* [Given information]:
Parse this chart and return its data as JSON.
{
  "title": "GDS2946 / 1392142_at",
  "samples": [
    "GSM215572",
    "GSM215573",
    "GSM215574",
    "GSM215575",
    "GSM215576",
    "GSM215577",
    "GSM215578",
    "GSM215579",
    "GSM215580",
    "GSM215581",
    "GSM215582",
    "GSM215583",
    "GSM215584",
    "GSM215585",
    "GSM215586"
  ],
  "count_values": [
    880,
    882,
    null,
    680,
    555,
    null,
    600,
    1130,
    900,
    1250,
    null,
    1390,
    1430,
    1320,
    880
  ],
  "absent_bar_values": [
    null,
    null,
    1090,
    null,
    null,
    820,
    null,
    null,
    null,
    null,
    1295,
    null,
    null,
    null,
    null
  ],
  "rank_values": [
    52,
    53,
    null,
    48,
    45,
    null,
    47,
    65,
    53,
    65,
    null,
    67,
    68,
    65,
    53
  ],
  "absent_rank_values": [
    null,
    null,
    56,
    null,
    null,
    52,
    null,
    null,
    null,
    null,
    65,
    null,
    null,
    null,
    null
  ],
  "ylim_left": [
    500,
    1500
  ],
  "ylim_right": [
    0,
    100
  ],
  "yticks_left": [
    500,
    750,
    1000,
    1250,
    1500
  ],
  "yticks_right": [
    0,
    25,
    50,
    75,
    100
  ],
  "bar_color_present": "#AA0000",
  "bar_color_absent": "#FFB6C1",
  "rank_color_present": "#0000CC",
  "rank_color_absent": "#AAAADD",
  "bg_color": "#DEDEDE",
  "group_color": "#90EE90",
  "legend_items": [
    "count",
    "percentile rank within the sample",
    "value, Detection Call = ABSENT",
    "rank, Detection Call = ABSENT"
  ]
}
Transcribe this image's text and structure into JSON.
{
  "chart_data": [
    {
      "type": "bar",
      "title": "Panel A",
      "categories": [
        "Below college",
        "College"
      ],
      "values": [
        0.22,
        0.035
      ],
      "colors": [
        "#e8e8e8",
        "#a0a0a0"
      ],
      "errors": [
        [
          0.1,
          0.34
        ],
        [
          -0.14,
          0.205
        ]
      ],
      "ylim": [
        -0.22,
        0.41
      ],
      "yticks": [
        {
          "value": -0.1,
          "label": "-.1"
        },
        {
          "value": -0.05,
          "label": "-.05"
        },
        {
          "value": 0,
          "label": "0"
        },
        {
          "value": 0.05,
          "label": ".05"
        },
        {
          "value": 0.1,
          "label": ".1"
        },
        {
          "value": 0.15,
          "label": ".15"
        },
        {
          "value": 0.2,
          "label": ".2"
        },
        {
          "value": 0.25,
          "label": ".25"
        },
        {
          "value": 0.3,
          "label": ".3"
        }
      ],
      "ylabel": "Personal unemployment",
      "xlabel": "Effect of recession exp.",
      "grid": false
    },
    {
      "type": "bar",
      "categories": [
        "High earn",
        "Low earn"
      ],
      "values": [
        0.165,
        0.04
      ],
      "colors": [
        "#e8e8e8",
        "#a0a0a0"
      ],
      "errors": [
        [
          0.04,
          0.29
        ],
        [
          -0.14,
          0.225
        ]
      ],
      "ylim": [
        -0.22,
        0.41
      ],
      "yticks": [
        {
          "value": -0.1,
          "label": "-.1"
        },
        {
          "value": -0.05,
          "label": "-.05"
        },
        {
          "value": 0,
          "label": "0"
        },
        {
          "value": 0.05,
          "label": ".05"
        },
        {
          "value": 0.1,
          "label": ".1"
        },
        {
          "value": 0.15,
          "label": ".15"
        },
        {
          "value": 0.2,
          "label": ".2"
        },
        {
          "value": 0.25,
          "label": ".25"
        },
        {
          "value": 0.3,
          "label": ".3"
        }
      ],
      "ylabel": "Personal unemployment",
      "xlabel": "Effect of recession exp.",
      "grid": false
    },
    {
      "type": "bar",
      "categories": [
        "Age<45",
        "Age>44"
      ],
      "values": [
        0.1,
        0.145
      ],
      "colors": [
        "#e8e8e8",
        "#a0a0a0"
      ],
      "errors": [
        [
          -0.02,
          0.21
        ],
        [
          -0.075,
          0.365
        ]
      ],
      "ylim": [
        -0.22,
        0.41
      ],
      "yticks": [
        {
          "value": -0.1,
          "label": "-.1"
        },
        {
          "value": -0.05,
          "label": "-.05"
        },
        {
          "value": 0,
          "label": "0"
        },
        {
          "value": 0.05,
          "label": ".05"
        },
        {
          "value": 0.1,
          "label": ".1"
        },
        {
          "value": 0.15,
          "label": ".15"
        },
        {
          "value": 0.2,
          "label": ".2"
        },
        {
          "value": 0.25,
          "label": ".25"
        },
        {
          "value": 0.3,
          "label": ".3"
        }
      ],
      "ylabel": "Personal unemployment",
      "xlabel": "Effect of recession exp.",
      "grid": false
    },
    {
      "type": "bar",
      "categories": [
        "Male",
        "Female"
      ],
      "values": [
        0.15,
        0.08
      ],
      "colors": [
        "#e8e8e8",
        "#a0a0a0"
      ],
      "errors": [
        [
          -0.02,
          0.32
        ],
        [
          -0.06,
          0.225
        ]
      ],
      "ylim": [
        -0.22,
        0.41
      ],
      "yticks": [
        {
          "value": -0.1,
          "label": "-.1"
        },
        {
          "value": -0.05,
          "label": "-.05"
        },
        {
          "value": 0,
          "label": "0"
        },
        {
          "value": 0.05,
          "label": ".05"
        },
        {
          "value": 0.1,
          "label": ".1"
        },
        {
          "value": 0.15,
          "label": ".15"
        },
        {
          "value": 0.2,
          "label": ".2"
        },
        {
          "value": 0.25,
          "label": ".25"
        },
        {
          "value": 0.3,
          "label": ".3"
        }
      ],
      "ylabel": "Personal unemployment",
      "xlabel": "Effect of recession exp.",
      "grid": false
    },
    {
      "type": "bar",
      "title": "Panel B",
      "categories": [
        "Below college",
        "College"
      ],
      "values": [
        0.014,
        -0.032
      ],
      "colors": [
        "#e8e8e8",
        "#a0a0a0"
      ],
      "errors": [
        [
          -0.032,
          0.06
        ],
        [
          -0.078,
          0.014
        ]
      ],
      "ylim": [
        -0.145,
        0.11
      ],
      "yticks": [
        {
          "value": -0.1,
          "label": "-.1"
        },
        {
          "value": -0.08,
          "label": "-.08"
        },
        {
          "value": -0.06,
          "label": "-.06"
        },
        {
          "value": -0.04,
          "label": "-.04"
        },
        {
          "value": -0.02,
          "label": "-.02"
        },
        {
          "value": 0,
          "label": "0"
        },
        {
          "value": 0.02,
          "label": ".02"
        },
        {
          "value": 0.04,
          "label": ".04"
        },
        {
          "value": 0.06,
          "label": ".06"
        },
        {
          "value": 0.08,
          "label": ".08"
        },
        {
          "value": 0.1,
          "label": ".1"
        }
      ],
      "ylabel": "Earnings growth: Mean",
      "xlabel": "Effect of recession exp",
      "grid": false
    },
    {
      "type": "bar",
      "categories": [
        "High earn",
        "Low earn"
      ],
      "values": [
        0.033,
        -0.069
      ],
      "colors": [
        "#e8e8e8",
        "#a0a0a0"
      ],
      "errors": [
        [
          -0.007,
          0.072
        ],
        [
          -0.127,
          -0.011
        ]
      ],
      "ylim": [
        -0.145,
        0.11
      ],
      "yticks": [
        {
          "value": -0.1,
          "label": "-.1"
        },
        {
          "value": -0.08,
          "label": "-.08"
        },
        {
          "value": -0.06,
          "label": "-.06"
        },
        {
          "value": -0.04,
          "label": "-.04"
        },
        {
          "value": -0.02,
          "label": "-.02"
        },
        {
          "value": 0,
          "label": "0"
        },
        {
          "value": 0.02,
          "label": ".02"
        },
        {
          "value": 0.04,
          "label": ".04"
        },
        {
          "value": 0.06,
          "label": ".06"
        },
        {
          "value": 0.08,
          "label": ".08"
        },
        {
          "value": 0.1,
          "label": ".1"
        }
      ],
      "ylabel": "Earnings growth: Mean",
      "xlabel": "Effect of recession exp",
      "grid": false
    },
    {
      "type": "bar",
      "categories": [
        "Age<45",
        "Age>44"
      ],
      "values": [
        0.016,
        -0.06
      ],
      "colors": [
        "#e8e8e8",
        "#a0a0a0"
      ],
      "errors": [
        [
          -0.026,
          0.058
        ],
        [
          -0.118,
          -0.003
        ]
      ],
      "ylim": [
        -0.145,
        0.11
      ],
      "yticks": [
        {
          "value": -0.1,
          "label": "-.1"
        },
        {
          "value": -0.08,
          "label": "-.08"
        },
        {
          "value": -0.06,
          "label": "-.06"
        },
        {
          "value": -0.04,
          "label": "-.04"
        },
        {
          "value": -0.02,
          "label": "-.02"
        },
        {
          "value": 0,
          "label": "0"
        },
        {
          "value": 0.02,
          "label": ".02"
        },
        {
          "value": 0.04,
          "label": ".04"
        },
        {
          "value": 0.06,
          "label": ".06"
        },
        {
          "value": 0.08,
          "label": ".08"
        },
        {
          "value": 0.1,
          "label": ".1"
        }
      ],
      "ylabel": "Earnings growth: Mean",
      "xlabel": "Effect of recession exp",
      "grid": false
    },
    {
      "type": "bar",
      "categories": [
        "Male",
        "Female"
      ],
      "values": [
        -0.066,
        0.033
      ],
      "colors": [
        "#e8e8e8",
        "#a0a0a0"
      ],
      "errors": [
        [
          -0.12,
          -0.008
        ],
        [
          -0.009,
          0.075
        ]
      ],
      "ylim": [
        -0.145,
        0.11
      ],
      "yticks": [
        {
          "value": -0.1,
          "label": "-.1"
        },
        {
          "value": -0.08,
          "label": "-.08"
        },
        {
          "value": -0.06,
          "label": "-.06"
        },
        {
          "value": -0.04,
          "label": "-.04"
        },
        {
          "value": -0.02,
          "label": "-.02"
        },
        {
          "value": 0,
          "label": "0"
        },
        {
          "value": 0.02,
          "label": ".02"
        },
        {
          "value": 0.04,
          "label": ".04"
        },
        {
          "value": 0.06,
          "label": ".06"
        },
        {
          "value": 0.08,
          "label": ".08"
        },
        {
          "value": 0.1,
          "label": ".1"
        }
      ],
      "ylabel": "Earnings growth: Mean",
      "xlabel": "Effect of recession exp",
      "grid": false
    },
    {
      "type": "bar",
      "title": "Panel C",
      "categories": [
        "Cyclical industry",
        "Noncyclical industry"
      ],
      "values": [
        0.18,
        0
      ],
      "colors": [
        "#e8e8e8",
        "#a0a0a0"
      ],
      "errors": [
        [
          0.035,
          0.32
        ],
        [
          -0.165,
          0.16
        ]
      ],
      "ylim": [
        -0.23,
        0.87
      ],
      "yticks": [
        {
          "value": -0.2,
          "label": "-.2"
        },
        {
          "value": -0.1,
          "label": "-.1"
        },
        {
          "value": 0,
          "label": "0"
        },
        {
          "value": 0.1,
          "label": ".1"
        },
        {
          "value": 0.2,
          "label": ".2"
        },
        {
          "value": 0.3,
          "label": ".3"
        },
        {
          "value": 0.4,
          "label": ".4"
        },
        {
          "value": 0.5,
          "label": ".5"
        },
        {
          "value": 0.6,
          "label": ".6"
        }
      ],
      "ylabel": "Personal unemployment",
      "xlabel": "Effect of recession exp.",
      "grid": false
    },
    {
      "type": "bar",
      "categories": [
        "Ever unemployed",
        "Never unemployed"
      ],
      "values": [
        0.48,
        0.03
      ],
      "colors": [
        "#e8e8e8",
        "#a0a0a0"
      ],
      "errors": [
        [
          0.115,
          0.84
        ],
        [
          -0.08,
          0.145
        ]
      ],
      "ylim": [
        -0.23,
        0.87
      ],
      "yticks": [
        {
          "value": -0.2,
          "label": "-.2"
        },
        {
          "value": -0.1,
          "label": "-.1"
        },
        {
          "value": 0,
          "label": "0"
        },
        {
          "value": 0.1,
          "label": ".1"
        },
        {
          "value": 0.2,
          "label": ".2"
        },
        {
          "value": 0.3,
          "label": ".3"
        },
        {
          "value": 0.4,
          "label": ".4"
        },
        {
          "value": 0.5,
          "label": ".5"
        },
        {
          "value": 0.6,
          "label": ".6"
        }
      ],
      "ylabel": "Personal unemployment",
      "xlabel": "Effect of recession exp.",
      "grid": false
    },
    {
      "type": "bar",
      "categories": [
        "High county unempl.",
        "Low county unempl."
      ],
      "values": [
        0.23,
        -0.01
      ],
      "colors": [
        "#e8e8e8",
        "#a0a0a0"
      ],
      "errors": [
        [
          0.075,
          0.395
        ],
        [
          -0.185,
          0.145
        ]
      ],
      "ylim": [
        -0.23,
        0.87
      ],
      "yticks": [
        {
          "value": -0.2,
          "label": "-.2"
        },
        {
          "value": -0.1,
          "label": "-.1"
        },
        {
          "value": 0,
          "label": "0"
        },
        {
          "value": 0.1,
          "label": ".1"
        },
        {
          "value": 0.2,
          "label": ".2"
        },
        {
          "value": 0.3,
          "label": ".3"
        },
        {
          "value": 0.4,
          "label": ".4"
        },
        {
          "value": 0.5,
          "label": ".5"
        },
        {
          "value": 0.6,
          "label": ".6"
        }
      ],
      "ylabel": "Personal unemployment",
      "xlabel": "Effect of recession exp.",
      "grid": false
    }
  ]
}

* [Instructions to follow]: List the lines of the entries that include "Call".

* [Final result]:
    "value, Detection Call = ABSENT",
    "rank, Detection Call = ABSENT"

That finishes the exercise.